● **WHAT THE TASK REQUIRES**
The data below must be copied in full and without any change.
+++
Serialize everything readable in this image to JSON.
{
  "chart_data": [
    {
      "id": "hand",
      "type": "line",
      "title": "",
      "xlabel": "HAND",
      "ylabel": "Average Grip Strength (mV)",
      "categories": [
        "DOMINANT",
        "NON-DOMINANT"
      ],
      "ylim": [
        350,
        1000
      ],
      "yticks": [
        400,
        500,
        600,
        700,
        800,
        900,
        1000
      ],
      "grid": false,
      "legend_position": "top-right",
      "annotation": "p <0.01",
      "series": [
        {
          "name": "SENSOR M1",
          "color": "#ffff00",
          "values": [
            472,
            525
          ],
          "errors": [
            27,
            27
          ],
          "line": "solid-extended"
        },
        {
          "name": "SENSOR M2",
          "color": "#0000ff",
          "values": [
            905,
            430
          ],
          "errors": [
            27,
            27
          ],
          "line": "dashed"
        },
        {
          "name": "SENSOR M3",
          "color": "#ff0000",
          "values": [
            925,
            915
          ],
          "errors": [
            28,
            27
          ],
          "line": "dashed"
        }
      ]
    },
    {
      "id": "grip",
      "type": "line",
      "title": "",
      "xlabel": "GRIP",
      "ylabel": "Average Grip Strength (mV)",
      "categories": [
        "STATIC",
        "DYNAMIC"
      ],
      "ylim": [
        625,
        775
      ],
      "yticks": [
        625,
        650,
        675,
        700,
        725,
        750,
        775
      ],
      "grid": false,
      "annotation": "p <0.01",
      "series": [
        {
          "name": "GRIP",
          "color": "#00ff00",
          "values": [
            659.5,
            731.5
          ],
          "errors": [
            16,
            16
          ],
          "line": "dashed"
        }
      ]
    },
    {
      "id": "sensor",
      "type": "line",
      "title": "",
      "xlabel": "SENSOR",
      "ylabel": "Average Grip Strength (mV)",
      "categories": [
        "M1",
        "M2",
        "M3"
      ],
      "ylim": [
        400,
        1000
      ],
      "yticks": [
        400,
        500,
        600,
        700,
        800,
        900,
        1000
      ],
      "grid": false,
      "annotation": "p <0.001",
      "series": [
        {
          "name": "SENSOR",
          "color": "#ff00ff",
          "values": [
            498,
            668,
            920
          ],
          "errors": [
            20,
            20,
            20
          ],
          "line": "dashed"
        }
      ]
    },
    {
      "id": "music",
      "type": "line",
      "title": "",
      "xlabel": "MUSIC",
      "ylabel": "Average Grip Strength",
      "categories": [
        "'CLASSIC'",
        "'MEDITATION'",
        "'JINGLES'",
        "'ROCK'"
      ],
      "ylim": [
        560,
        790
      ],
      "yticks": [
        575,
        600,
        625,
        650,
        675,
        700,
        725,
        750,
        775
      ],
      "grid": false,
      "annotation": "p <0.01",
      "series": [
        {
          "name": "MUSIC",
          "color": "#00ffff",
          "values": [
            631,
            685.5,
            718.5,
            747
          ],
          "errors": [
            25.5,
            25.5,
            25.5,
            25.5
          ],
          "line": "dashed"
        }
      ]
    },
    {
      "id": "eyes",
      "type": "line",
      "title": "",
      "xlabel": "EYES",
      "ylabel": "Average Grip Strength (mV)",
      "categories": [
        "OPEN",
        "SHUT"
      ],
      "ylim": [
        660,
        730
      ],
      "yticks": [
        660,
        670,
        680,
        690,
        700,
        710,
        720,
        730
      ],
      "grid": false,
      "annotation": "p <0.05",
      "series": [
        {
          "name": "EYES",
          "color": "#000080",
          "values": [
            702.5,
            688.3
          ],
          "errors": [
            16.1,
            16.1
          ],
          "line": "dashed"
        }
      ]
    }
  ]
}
+++
● **SOLUTION TO THE PROBLEM**
Serialize everything readable in this image to JSON.
{
  "chart_data": [
    {
      "id": "hand",
      "type": "line",
      "title": "",
      "xlabel": "HAND",
      "ylabel": "Average Grip Strength (mV)",
      "categories": [
        "DOMINANT",
        "NON-DOMINANT"
      ],
      "ylim": [
        350,
        1000
      ],
      "yticks": [
        400,
        500,
        600,
        700,
        800,
        900,
        1000
      ],
      "grid": false,
      "legend_position": "top-right",
      "annotation": "p <0.01",
      "series": [
        {
          "name": "SENSOR M1",
          "color": "#ffff00",
          "values": [
            472,
            525
          ],
          "errors": [
            27,
            27
          ],
          "line": "solid-extended"
        },
        {
          "name": "SENSOR M2",
          "color": "#0000ff",
          "values": [
            905,
            430
          ],
          "errors": [
            27,
            27
          ],
          "line": "dashed"
        },
        {
          "name": "SENSOR M3",
          "color": "#ff0000",
          "values": [
            925,
            915
          ],
          "errors": [
            28,
            27
          ],
          "line": "dashed"
        }
      ]
    },
    {
      "id": "grip",
      "type": "line",
      "title": "",
      "xlabel": "GRIP",
      "ylabel": "Average Grip Strength (mV)",
      "categories": [
        "STATIC",
        "DYNAMIC"
      ],
      "ylim": [
        625,
        775
      ],
      "yticks": [
        625,
        650,
        675,
        700,
        725,
        750,
        775
      ],
      "grid": false,
      "annotation": "p <0.01",
      "series": [
        {
          "name": "GRIP",
          "color": "#00ff00",
          "values": [
            659.5,
            731.5
          ],
          "errors": [
            16,
            16
          ],
          "line": "dashed"
        }
      ]
    },
    {
      "id": "sensor",
      "type": "line",
      "title": "",
      "xlabel": "SENSOR",
      "ylabel": "Average Grip Strength (mV)",
      "categories": [
        "M1",
        "M2",
        "M3"
      ],
      "ylim": [
        400,
        1000
      ],
      "yticks": [
        400,
        500,
        600,
        700,
        800,
        900,
        1000
      ],
      "grid": false,
      "annotation": "p <0.001",
      "series": [
        {
          "name": "SENSOR",
          "color": "#ff00ff",
          "values": [
            498,
            668,
            920
          ],
          "errors": [
            20,
            20,
            20
          ],
          "line": "dashed"
        }
      ]
    },
    {
      "id": "music",
      "type": "line",
      "title": "",
      "xlabel": "MUSIC",
      "ylabel": "Average Grip Strength",
      "categories": [
        "'CLASSIC'",
        "'MEDITATION'",
        "'JINGLES'",
        "'ROCK'"
      ],
      "ylim": [
        560,
        790
      ],
      "yticks": [
        575,
        600,
        625,
        650,
        675,
        700,
        725,
        750,
        775
      ],
      "grid": false,
      "annotation": "p <0.01",
      "series": [
        {
          "name": "MUSIC",
          "color": "#00ffff",
          "values": [
            631,
            685.5,
            718.5,
            747
          ],
          "errors": [
            25.5,
            25.5,
            25.5,
            25.5
          ],
          "line": "dashed"
        }
      ]
    },
    {
      "id": "eyes",
      "type": "line",
      "title": "",
      "xlabel": "EYES",
      "ylabel": "Average Grip Strength (mV)",
      "categories": [
        "OPEN",
        "SHUT"
      ],
      "ylim": [
        660,
        730
      ],
      "yticks": [
        660,
        670,
        680,
        690,
        700,
        710,
        720,
        730
      ],
      "grid": false,
      "annotation": "p <0.05",
      "series": [
        {
          "name": "EYES",
          "color": "#000080",
          "values": [
            702.5,
            688.3
          ],
          "errors": [
            16.1,
            16.1
          ],
          "line": "dashed"
        }
      ]
    }
  ]
}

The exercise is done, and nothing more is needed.